### Given task
Identify each line below that contains the word "coordinate", and copy it out.

[Start Provided records]

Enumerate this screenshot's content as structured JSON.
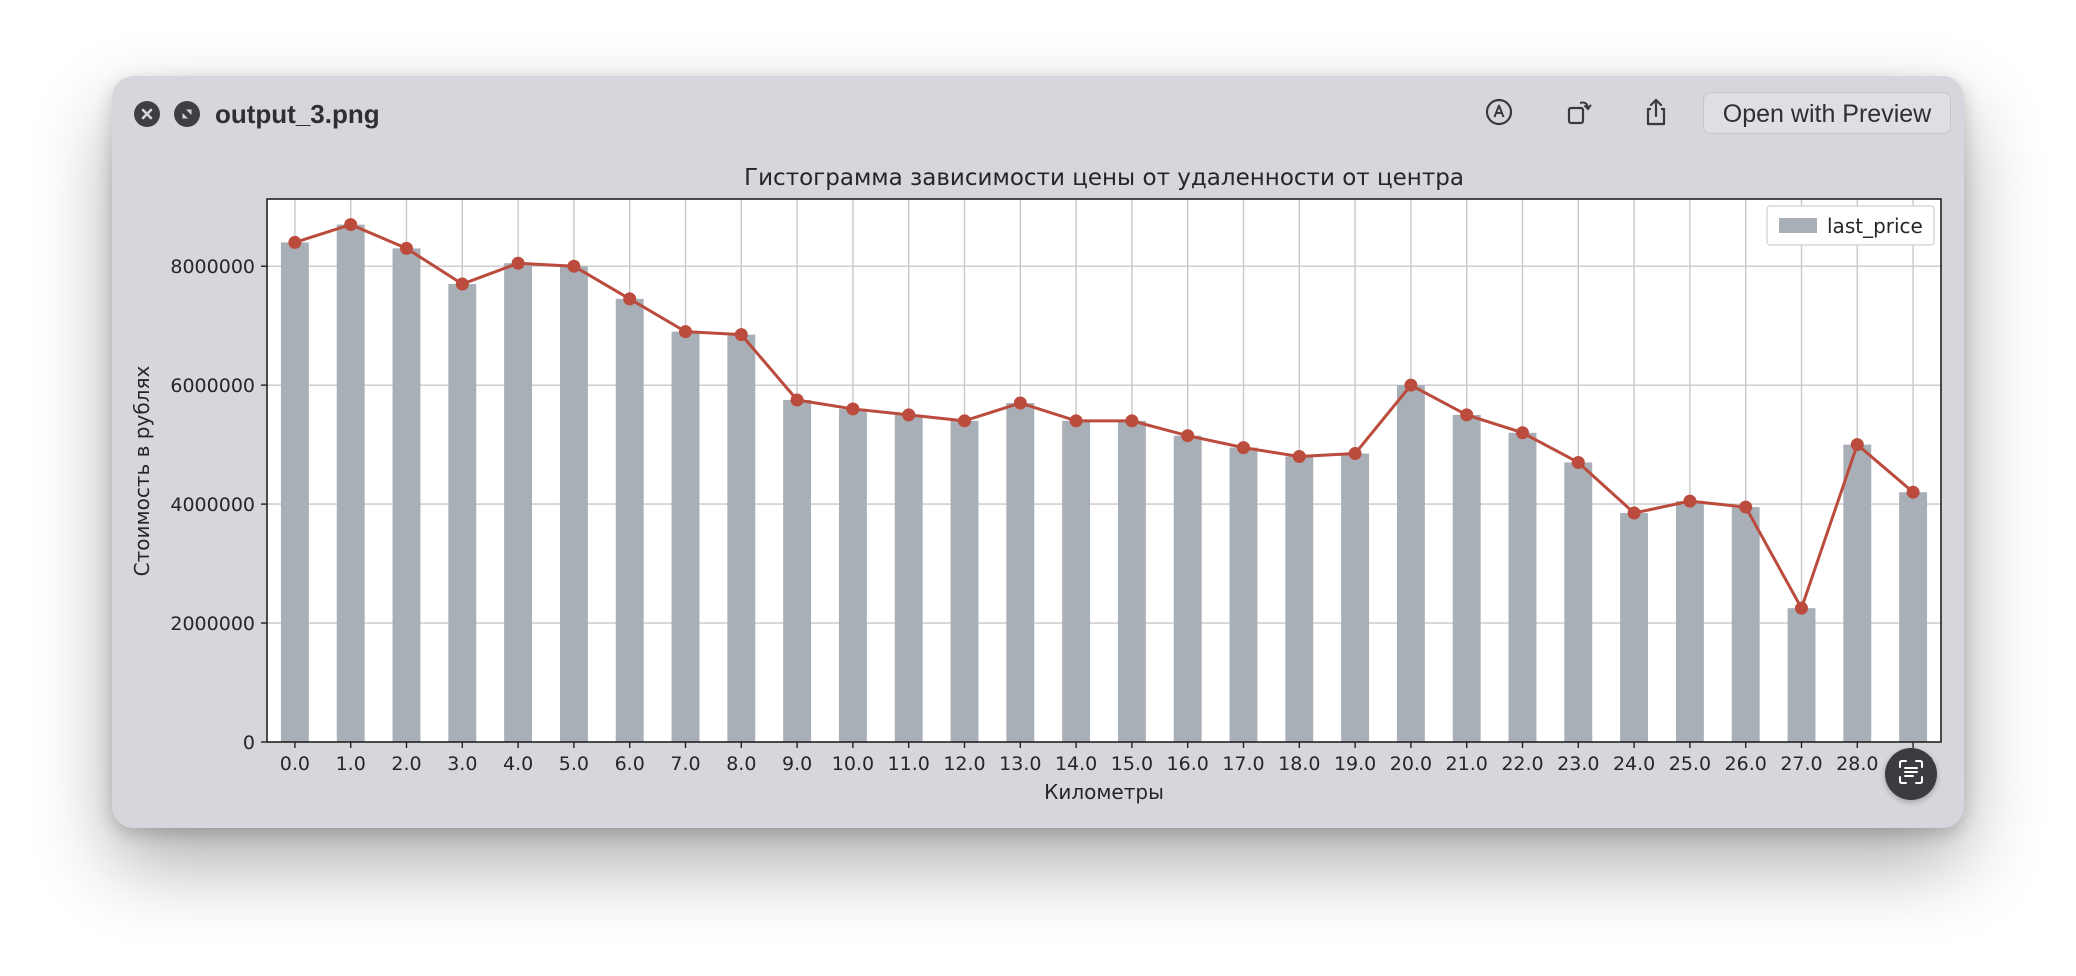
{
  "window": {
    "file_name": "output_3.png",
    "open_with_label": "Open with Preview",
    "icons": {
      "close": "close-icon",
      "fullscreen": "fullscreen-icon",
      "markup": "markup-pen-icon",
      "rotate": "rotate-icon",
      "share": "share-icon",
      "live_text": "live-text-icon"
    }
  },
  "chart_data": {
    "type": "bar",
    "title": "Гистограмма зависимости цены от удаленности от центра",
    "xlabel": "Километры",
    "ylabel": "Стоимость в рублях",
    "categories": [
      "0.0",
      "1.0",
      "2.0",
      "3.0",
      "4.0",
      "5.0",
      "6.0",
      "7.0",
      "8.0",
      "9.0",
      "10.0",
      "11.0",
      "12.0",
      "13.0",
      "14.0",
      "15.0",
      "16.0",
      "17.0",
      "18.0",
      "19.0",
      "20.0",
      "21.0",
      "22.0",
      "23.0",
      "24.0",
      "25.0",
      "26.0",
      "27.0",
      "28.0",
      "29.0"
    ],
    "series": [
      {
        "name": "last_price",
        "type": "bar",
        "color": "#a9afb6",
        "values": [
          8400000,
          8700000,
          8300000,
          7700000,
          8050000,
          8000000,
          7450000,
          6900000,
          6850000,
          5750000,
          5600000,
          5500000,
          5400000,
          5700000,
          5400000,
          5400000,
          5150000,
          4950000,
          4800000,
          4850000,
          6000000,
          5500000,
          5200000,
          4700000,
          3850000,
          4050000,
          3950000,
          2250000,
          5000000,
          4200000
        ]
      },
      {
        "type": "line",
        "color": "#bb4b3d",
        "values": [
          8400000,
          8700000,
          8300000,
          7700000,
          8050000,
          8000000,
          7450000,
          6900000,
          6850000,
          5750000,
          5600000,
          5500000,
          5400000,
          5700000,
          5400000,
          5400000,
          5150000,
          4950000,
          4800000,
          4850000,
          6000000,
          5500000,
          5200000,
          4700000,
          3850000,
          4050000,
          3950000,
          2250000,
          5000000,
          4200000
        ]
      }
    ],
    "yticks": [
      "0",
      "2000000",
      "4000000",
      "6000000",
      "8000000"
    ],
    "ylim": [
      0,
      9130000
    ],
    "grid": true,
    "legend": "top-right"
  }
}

[End Provided records]
[Start Provided records]

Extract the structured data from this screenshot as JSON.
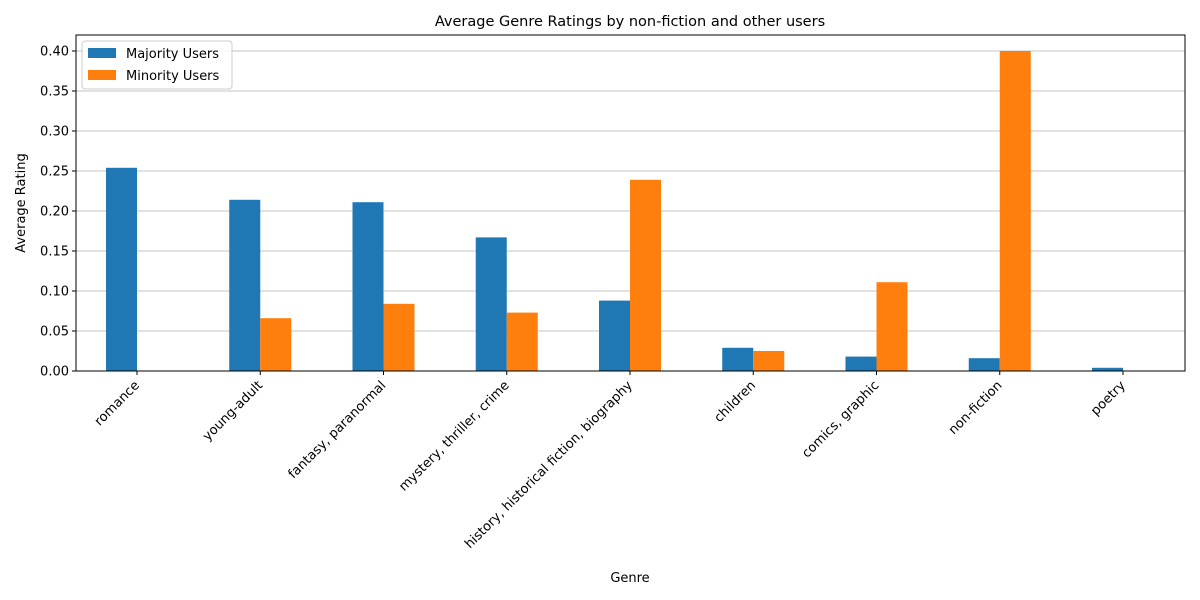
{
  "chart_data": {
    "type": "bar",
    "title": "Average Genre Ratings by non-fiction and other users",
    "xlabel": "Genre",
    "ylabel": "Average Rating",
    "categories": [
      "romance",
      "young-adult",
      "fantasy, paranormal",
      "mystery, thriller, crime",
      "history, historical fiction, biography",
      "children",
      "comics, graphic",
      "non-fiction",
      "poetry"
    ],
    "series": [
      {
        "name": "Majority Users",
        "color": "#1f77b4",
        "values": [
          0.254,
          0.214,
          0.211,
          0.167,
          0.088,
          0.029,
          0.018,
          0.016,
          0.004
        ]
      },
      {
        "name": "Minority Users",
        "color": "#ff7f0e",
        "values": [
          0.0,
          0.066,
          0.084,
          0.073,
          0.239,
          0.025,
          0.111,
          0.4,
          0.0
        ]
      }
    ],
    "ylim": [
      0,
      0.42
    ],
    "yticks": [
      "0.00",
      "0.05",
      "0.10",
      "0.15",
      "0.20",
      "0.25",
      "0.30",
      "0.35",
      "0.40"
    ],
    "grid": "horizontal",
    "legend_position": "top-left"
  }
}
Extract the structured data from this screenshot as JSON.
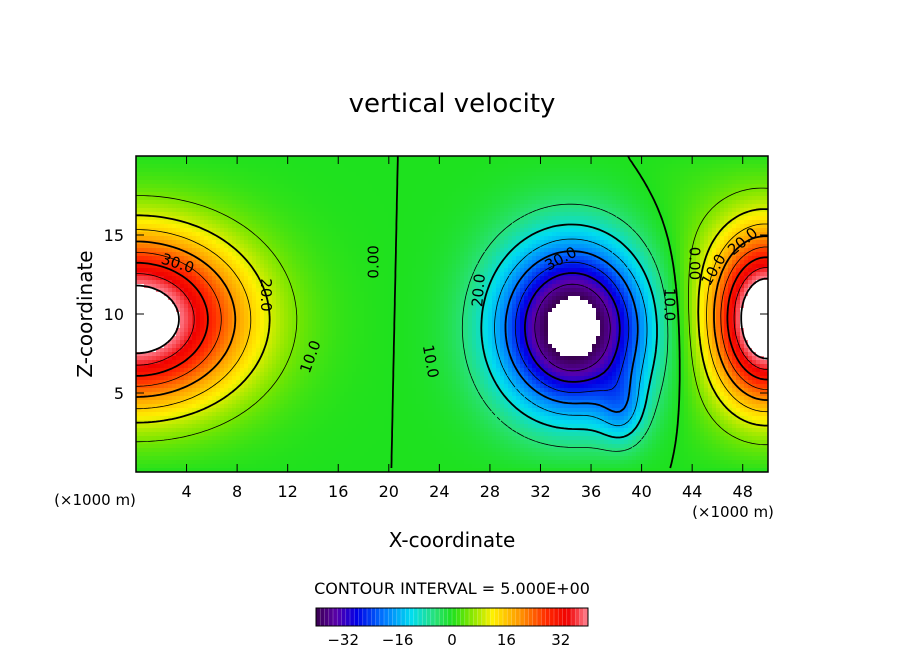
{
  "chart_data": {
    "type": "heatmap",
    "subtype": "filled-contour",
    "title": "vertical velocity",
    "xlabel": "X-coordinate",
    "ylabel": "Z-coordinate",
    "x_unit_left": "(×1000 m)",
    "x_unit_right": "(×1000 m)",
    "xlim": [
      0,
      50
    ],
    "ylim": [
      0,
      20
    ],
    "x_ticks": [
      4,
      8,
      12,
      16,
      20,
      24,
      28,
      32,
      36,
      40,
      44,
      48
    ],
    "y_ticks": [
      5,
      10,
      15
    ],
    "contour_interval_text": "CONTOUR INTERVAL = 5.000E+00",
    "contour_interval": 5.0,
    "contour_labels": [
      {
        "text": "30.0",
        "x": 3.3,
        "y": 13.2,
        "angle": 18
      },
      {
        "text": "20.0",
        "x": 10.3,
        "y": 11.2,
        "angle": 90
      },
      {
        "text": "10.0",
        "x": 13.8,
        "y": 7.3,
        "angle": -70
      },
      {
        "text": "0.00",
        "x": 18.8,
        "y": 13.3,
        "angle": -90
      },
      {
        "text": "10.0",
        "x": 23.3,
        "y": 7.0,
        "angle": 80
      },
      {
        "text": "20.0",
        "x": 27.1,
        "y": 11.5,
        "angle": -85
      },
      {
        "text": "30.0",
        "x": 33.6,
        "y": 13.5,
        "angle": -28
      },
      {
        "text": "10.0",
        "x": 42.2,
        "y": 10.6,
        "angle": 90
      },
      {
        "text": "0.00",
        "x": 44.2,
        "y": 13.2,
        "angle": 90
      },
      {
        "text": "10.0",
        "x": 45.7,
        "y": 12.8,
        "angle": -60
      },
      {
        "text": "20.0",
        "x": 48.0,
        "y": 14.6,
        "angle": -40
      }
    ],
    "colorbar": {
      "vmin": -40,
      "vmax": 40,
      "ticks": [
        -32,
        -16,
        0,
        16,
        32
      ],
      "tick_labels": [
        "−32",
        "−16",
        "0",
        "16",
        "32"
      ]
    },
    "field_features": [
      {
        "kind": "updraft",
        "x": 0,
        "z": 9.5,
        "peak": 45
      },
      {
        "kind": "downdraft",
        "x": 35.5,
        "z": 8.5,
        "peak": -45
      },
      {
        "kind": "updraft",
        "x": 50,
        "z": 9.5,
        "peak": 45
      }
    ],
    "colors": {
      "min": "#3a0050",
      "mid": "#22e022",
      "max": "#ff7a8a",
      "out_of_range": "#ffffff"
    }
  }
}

[End Provided records]

### Full response
    "xlabel": "X-coordinate",
    "ylabel": "Z-coordinate",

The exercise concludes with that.